## BEGIN RECORDS PROVIDED

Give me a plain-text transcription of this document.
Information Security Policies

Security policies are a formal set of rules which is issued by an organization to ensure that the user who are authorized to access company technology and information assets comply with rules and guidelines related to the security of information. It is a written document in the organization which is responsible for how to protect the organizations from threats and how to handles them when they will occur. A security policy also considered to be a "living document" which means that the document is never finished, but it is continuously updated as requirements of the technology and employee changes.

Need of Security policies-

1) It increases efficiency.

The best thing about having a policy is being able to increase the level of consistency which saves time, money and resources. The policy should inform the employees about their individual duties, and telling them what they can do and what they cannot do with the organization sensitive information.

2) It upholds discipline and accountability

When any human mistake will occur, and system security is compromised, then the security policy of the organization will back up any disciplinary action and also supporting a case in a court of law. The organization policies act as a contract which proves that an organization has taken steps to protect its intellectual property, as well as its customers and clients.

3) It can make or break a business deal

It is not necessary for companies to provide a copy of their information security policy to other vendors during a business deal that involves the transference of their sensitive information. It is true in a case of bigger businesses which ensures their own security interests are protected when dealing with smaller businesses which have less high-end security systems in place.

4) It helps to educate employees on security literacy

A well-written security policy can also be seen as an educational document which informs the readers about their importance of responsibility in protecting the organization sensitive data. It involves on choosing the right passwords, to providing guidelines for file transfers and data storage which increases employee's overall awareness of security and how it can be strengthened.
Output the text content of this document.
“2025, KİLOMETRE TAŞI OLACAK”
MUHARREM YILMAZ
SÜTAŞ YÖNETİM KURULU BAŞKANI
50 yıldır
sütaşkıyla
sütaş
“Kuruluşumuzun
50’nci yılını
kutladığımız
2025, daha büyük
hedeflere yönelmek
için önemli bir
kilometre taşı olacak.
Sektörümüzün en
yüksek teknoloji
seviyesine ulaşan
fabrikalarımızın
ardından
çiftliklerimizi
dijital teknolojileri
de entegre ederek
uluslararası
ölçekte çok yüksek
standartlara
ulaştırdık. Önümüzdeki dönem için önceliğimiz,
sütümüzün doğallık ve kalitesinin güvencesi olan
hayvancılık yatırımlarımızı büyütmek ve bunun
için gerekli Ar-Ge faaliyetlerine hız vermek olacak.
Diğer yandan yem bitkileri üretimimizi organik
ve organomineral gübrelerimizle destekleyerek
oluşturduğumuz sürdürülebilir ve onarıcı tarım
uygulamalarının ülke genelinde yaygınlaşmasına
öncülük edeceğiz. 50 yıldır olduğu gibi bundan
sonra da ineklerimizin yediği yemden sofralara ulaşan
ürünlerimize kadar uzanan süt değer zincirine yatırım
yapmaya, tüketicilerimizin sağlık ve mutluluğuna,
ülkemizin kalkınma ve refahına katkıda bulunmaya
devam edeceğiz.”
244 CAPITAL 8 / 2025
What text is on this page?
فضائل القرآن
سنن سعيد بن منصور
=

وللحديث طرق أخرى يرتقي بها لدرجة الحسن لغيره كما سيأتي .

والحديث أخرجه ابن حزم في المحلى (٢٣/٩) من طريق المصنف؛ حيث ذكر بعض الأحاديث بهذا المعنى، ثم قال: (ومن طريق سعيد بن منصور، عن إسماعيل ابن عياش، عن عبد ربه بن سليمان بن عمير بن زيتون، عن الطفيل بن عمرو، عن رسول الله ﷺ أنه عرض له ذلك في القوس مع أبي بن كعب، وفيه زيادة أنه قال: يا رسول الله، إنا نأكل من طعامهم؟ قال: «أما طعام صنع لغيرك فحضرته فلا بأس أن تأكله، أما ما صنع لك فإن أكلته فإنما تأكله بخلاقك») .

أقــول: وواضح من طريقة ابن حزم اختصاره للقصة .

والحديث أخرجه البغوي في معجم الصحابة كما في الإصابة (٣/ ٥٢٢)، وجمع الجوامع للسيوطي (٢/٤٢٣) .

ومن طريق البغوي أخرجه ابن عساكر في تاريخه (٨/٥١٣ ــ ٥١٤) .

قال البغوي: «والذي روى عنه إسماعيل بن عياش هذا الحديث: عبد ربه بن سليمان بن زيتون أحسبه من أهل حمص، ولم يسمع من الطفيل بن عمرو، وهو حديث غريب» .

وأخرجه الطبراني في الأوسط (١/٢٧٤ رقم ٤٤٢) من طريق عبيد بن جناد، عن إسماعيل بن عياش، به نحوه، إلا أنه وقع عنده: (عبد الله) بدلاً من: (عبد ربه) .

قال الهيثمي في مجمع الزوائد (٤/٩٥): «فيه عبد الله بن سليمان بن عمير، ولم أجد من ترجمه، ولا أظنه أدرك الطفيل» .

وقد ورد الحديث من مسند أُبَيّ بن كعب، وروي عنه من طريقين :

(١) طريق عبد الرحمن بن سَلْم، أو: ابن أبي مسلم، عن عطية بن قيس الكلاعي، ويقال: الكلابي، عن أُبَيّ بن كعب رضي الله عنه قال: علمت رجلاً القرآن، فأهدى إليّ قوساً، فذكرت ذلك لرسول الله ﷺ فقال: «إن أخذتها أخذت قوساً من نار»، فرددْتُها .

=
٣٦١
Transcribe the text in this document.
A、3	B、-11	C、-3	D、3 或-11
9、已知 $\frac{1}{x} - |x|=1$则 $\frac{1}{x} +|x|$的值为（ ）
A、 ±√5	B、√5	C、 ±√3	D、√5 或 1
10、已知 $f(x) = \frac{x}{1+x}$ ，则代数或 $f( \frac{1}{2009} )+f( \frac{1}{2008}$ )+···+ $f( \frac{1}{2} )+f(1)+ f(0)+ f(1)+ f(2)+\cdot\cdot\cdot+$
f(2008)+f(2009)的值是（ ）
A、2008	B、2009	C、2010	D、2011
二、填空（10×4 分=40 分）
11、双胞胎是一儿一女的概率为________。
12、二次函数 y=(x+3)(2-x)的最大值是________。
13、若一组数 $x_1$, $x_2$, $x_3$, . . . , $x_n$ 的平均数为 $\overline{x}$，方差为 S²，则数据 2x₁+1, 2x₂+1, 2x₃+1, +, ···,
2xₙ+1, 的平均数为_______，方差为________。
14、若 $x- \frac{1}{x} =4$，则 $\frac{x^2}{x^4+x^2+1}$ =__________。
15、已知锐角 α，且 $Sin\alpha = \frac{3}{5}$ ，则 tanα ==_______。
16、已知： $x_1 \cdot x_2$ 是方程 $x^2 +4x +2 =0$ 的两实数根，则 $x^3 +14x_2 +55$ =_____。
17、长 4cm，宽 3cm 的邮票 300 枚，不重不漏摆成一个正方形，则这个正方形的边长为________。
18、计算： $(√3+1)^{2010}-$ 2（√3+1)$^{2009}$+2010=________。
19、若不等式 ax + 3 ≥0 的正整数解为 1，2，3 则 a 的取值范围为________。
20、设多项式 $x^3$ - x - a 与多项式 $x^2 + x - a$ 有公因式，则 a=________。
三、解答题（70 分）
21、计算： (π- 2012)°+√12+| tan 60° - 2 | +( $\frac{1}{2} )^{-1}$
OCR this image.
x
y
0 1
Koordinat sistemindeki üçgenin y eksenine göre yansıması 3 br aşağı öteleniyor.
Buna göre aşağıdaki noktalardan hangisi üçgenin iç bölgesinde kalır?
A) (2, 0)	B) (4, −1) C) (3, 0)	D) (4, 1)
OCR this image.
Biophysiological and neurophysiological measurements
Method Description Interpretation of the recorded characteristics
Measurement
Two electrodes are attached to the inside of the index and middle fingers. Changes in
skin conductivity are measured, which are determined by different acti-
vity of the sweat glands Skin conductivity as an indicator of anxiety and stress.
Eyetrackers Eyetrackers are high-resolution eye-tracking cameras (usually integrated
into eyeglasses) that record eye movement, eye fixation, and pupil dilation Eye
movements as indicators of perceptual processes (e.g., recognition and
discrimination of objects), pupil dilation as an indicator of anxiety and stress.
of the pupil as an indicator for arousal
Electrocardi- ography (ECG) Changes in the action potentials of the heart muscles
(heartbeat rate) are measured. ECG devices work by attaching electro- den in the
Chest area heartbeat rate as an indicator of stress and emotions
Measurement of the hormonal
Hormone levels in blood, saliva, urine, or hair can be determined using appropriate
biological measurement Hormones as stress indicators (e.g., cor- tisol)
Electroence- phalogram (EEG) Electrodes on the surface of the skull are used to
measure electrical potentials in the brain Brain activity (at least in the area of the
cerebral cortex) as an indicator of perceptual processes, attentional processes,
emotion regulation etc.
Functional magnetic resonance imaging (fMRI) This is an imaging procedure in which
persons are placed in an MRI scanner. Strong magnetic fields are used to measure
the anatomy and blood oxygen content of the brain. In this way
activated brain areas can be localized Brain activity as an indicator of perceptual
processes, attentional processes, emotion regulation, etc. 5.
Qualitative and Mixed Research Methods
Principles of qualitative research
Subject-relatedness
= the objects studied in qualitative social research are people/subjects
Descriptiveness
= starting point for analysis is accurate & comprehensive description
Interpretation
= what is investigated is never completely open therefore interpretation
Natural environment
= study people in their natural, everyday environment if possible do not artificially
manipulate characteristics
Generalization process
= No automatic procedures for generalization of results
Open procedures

## END RECORDS PROVIDED

Report only the number of lines in the data above that contain "ulaşan".

**EXERCISE RESPONSE**
2